◆ **Problem to work on**
List each line holding the string "kunci".

::::::

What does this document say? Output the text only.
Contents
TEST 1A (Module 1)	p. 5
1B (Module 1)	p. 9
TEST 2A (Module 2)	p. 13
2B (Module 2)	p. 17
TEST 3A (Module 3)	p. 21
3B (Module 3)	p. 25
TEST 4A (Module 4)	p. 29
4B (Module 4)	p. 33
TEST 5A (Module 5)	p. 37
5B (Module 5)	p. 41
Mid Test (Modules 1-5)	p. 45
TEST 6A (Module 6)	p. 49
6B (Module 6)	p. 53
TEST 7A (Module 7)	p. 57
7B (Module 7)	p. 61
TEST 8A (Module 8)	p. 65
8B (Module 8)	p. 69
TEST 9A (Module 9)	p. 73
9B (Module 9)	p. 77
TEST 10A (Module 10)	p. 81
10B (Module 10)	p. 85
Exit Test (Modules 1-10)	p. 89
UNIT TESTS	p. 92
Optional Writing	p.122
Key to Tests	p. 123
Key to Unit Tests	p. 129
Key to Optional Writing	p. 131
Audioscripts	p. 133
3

::::::

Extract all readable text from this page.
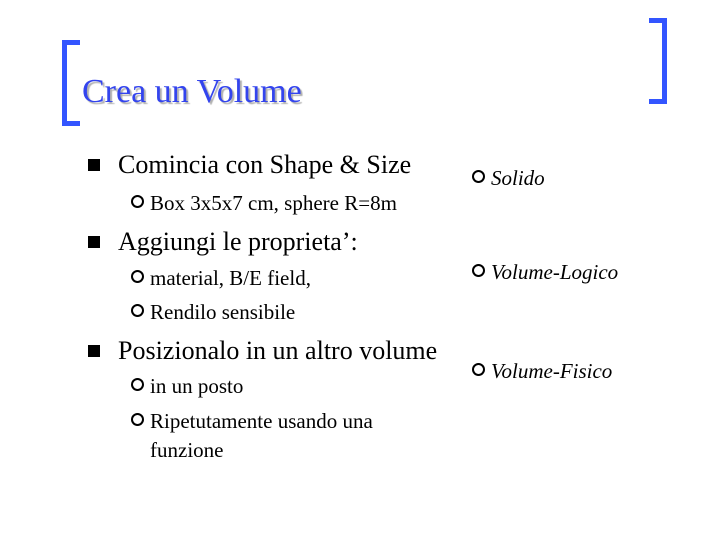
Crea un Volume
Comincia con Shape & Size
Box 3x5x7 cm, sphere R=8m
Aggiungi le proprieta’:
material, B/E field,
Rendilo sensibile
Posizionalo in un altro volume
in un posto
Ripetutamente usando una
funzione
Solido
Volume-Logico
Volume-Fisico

::::::

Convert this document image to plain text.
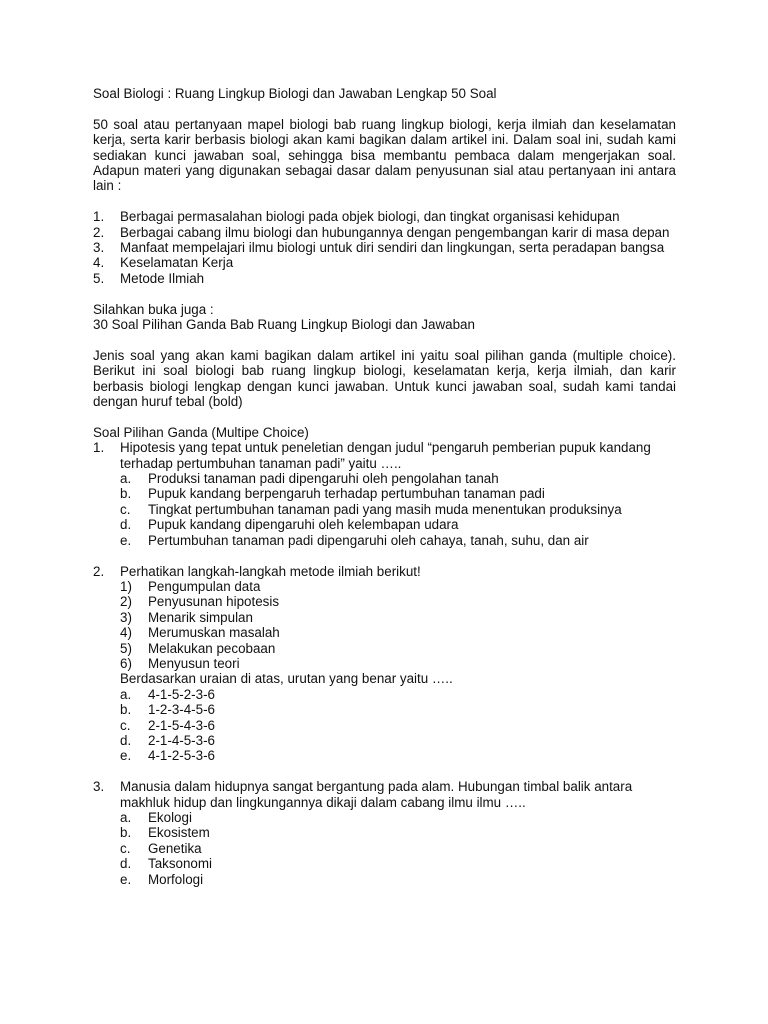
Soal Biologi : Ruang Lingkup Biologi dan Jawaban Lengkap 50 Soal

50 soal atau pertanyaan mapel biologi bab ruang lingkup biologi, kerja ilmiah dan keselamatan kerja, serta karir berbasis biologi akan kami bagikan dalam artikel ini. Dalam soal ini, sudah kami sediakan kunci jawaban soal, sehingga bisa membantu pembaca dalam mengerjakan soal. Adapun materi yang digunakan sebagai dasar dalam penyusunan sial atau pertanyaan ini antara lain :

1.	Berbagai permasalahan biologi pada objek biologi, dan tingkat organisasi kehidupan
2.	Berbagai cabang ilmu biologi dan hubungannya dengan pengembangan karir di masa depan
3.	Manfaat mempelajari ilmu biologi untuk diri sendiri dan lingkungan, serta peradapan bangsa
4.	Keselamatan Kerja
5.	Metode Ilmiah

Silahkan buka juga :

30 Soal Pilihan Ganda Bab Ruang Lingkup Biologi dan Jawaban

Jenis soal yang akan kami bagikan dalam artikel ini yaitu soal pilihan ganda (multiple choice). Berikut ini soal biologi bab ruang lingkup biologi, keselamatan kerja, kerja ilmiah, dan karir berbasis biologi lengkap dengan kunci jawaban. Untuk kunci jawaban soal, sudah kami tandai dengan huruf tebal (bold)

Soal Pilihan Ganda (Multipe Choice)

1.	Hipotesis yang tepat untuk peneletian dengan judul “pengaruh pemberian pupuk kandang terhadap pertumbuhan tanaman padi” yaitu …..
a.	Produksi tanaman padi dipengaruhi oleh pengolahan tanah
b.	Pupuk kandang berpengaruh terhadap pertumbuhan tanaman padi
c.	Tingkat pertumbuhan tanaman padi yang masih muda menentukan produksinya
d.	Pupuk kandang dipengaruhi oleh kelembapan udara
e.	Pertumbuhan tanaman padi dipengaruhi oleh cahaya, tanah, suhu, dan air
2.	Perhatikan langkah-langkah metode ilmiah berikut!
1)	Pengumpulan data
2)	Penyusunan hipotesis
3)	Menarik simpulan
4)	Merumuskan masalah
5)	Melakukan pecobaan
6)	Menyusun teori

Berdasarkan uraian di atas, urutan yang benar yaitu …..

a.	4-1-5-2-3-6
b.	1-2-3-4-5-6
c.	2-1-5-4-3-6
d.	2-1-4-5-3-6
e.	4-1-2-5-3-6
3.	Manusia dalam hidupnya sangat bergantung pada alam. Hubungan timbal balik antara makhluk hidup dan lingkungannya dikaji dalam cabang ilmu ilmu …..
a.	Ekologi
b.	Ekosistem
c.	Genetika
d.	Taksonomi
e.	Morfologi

::::::

◆ **Correct output**
50 soal atau pertanyaan mapel biologi bab ruang lingkup biologi, kerja ilmiah dan keselamatan kerja, serta karir berbasis biologi akan kami bagikan dalam artikel ini. Dalam soal ini, sudah kami sediakan kunci jawaban soal, sehingga bisa membantu pembaca dalam mengerjakan soal. Adapun materi yang digunakan sebagai dasar dalam penyusunan sial atau pertanyaan ini antara lain :
Jenis soal yang akan kami bagikan dalam artikel ini yaitu soal pilihan ganda (multiple choice). Berikut ini soal biologi bab ruang lingkup biologi, keselamatan kerja, kerja ilmiah, dan karir berbasis biologi lengkap dengan kunci jawaban. Untuk kunci jawaban soal, sudah kami tandai dengan huruf tebal (bold)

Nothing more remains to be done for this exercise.